**Task brief**: Set down each entry from the block beneath, exactly as written.

**Records for processing**:
>> BEGIN
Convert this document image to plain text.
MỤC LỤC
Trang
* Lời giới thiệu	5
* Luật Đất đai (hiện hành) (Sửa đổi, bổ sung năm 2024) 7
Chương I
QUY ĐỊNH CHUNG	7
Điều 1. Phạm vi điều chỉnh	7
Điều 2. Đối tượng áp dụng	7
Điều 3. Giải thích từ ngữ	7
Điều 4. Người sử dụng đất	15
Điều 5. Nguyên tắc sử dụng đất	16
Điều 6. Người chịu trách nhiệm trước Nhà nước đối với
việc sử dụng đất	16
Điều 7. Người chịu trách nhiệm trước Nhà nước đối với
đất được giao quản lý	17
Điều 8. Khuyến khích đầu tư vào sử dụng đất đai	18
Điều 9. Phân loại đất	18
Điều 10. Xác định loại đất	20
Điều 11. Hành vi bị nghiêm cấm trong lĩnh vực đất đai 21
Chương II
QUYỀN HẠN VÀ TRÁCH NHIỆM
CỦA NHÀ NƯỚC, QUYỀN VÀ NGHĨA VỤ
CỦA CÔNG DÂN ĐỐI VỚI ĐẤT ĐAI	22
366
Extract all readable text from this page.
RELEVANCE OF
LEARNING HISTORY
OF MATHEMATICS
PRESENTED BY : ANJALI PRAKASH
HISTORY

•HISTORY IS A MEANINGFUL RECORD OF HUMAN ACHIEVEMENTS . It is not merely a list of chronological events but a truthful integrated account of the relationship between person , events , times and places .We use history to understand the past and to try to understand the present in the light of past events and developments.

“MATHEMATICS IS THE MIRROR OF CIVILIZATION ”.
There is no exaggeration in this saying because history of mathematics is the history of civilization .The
>> END
**Written solution**:
Convert this document image to plain text.
MỤC LỤC
Trang
* Lời giới thiệu	5
* Luật Đất đai (hiện hành) (Sửa đổi, bổ sung năm 2024) 7
Chương I
QUY ĐỊNH CHUNG	7
Điều 1. Phạm vi điều chỉnh	7
Điều 2. Đối tượng áp dụng	7
Điều 3. Giải thích từ ngữ	7
Điều 4. Người sử dụng đất	15
Điều 5. Nguyên tắc sử dụng đất	16
Điều 6. Người chịu trách nhiệm trước Nhà nước đối với
việc sử dụng đất	16
Điều 7. Người chịu trách nhiệm trước Nhà nước đối với
đất được giao quản lý	17
Điều 8. Khuyến khích đầu tư vào sử dụng đất đai	18
Điều 9. Phân loại đất	18
Điều 10. Xác định loại đất	20
Điều 11. Hành vi bị nghiêm cấm trong lĩnh vực đất đai 21
Chương II
QUYỀN HẠN VÀ TRÁCH NHIỆM
CỦA NHÀ NƯỚC, QUYỀN VÀ NGHĨA VỤ
CỦA CÔNG DÂN ĐỐI VỚI ĐẤT ĐAI	22
366
Extract all readable text from this page.
RELEVANCE OF
LEARNING HISTORY
OF MATHEMATICS
PRESENTED BY : ANJALI PRAKASH
HISTORY

•HISTORY IS A MEANINGFUL RECORD OF HUMAN ACHIEVEMENTS . It is not merely a list of chronological events but a truthful integrated account of the relationship between person , events , times and places .We use history to understand the past and to try to understand the present in the light of past events and developments.

“MATHEMATICS IS THE MIRROR OF CIVILIZATION ”.
There is no exaggeration in this saying because history of mathematics is the history of civilization .The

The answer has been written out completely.